Problem:
The records that follow should be retyped word for word.

[Start Materials provided]

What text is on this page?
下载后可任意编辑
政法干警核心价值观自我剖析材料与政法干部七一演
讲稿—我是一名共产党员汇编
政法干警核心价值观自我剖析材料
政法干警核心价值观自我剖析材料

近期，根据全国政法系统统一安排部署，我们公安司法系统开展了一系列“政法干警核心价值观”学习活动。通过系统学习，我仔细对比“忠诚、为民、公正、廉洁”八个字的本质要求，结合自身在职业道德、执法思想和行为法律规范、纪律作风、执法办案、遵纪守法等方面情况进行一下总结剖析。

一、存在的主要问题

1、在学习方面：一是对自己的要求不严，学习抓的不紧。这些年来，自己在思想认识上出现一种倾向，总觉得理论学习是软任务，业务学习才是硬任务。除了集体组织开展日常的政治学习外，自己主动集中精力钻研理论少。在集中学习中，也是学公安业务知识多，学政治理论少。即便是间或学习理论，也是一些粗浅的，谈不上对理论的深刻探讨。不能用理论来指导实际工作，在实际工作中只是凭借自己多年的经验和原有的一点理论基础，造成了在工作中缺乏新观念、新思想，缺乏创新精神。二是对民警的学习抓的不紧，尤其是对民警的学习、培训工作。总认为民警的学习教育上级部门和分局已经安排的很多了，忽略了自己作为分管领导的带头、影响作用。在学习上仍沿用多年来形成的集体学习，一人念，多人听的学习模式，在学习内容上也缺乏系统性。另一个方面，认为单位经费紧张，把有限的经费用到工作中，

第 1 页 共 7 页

[End Materials provided]

Written answer:
What text is on this page?
下载后可任意编辑
政法干警核心价值观自我剖析材料与政法干部七一演
讲稿—我是一名共产党员汇编
政法干警核心价值观自我剖析材料
政法干警核心价值观自我剖析材料

近期，根据全国政法系统统一安排部署，我们公安司法系统开展了一系列“政法干警核心价值观”学习活动。通过系统学习，我仔细对比“忠诚、为民、公正、廉洁”八个字的本质要求，结合自身在职业道德、执法思想和行为法律规范、纪律作风、执法办案、遵纪守法等方面情况进行一下总结剖析。

一、存在的主要问题

1、在学习方面：一是对自己的要求不严，学习抓的不紧。这些年来，自己在思想认识上出现一种倾向，总觉得理论学习是软任务，业务学习才是硬任务。除了集体组织开展日常的政治学习外，自己主动集中精力钻研理论少。在集中学习中，也是学公安业务知识多，学政治理论少。即便是间或学习理论，也是一些粗浅的，谈不上对理论的深刻探讨。不能用理论来指导实际工作，在实际工作中只是凭借自己多年的经验和原有的一点理论基础，造成了在工作中缺乏新观念、新思想，缺乏创新精神。二是对民警的学习抓的不紧，尤其是对民警的学习、培训工作。总认为民警的学习教育上级部门和分局已经安排的很多了，忽略了自己作为分管领导的带头、影响作用。在学习上仍沿用多年来形成的集体学习，一人念，多人听的学习模式，在学习内容上也缺乏系统性。另一个方面，认为单位经费紧张，把有限的经费用到工作中，

第 1 页 共 7 页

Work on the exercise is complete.